→ GIVEN TASK:
Reproduce all of the records exactly.

— begin RECORDED INFORMATION —

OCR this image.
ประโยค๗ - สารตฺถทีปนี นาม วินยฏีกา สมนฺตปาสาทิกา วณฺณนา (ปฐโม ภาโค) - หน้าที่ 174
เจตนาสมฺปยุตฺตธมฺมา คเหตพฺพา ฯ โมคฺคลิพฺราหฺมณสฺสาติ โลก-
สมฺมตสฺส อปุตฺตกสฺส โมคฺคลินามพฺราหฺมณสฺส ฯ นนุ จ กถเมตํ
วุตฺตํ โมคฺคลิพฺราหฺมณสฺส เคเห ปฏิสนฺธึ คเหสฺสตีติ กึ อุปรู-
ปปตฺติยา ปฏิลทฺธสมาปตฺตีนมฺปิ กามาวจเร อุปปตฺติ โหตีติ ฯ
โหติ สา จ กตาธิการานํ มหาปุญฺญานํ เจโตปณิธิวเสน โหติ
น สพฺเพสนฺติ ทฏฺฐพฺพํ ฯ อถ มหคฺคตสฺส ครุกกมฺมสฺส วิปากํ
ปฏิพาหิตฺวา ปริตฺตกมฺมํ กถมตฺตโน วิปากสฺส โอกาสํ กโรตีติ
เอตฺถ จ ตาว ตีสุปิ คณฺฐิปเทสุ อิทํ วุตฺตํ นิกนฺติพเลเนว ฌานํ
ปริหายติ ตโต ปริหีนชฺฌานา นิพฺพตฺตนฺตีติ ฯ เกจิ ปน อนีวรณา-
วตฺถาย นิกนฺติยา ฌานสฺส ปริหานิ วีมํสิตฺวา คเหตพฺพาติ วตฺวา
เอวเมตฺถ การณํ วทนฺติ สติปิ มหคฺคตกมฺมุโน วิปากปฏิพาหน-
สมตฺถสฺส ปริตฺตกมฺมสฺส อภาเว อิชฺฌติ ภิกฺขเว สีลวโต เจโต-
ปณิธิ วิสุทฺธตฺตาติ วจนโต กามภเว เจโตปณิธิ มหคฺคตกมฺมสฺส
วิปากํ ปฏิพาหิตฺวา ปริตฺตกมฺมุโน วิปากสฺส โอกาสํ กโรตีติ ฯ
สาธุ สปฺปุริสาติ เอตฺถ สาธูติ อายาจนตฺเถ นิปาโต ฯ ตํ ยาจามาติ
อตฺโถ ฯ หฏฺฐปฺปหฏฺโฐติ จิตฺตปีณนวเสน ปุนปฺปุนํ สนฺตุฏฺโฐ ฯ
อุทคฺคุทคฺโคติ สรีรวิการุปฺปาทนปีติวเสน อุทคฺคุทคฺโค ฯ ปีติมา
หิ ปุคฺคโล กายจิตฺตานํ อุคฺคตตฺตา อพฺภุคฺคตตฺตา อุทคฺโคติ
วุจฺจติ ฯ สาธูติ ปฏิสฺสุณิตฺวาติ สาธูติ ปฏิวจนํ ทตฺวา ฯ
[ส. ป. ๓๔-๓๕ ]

— end RECORDED INFORMATION —

→ RESULT FOR THIS EXERCISE:
OCR this image.
ประโยค๗ - สารตฺถทีปนี นาม วินยฏีกา สมนฺตปาสาทิกา วณฺณนา (ปฐโม ภาโค) - หน้าที่ 174
เจตนาสมฺปยุตฺตธมฺมา คเหตพฺพา ฯ โมคฺคลิพฺราหฺมณสฺสาติ โลก-
สมฺมตสฺส อปุตฺตกสฺส โมคฺคลินามพฺราหฺมณสฺส ฯ นนุ จ กถเมตํ
วุตฺตํ โมคฺคลิพฺราหฺมณสฺส เคเห ปฏิสนฺธึ คเหสฺสตีติ กึ อุปรู-
ปปตฺติยา ปฏิลทฺธสมาปตฺตีนมฺปิ กามาวจเร อุปปตฺติ โหตีติ ฯ
โหติ สา จ กตาธิการานํ มหาปุญฺญานํ เจโตปณิธิวเสน โหติ
น สพฺเพสนฺติ ทฏฺฐพฺพํ ฯ อถ มหคฺคตสฺส ครุกกมฺมสฺส วิปากํ
ปฏิพาหิตฺวา ปริตฺตกมฺมํ กถมตฺตโน วิปากสฺส โอกาสํ กโรตีติ
เอตฺถ จ ตาว ตีสุปิ คณฺฐิปเทสุ อิทํ วุตฺตํ นิกนฺติพเลเนว ฌานํ
ปริหายติ ตโต ปริหีนชฺฌานา นิพฺพตฺตนฺตีติ ฯ เกจิ ปน อนีวรณา-
วตฺถาย นิกนฺติยา ฌานสฺส ปริหานิ วีมํสิตฺวา คเหตพฺพาติ วตฺวา
เอวเมตฺถ การณํ วทนฺติ สติปิ มหคฺคตกมฺมุโน วิปากปฏิพาหน-
สมตฺถสฺส ปริตฺตกมฺมสฺส อภาเว อิชฺฌติ ภิกฺขเว สีลวโต เจโต-
ปณิธิ วิสุทฺธตฺตาติ วจนโต กามภเว เจโตปณิธิ มหคฺคตกมฺมสฺส
วิปากํ ปฏิพาหิตฺวา ปริตฺตกมฺมุโน วิปากสฺส โอกาสํ กโรตีติ ฯ
สาธุ สปฺปุริสาติ เอตฺถ สาธูติ อายาจนตฺเถ นิปาโต ฯ ตํ ยาจามาติ
อตฺโถ ฯ หฏฺฐปฺปหฏฺโฐติ จิตฺตปีณนวเสน ปุนปฺปุนํ สนฺตุฏฺโฐ ฯ
อุทคฺคุทคฺโคติ สรีรวิการุปฺปาทนปีติวเสน อุทคฺคุทคฺโค ฯ ปีติมา
หิ ปุคฺคโล กายจิตฺตานํ อุคฺคตตฺตา อพฺภุคฺคตตฺตา อุทคฺโคติ
วุจฺจติ ฯ สาธูติ ปฏิสฺสุณิตฺวาติ สาธูติ ปฏิวจนํ ทตฺวา ฯ
[ส. ป. ๓๔-๓๕ ]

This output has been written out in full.